Problem —
Repeat every record below exactly, omitting any pictures.

Data section —
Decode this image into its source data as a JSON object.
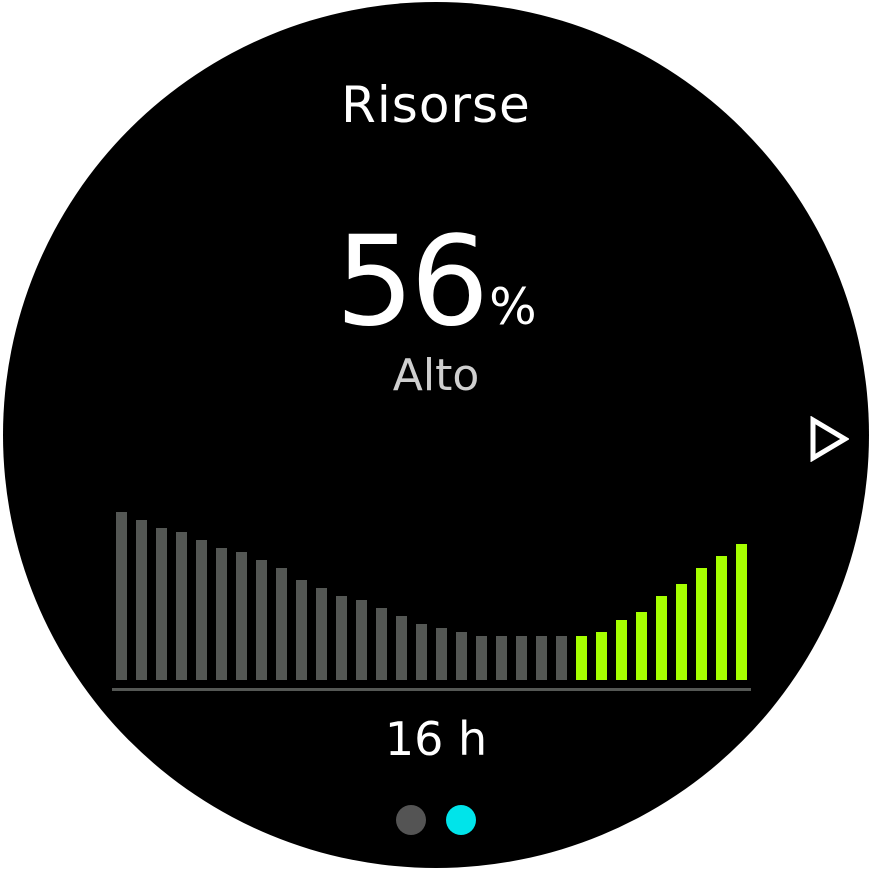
{
  "screen": {
    "title": "Risorse",
    "value": "56",
    "unit": "%",
    "level": "Alto",
    "next_icon": "triangle-right-outline-icon"
  },
  "chart_data": {
    "type": "bar",
    "values": [
      42,
      40,
      38,
      37,
      35,
      33,
      32,
      30,
      28,
      25,
      23,
      21,
      20,
      18,
      16,
      14,
      13,
      12,
      11,
      11,
      11,
      11,
      11,
      11,
      12,
      15,
      17,
      21,
      24,
      28,
      31,
      34
    ],
    "highlight_from_index": 23,
    "colors": {
      "past": "#545754",
      "recent": "#a6ff00",
      "axis": "#545754"
    },
    "xlabel": "16 h"
  },
  "pager": {
    "dots": [
      {
        "color": "#545454",
        "active": false
      },
      {
        "color": "#00e4ea",
        "active": true
      }
    ]
  }
}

Exercise solution —
Decode this image into its source data as a JSON object.
{
  "screen": {
    "title": "Risorse",
    "value": "56",
    "unit": "%",
    "level": "Alto",
    "next_icon": "triangle-right-outline-icon"
  },
  "chart_data": {
    "type": "bar",
    "values": [
      42,
      40,
      38,
      37,
      35,
      33,
      32,
      30,
      28,
      25,
      23,
      21,
      20,
      18,
      16,
      14,
      13,
      12,
      11,
      11,
      11,
      11,
      11,
      11,
      12,
      15,
      17,
      21,
      24,
      28,
      31,
      34
    ],
    "highlight_from_index": 23,
    "colors": {
      "past": "#545754",
      "recent": "#a6ff00",
      "axis": "#545754"
    },
    "xlabel": "16 h"
  },
  "pager": {
    "dots": [
      {
        "color": "#545454",
        "active": false
      },
      {
        "color": "#00e4ea",
        "active": true
      }
    ]
  }
}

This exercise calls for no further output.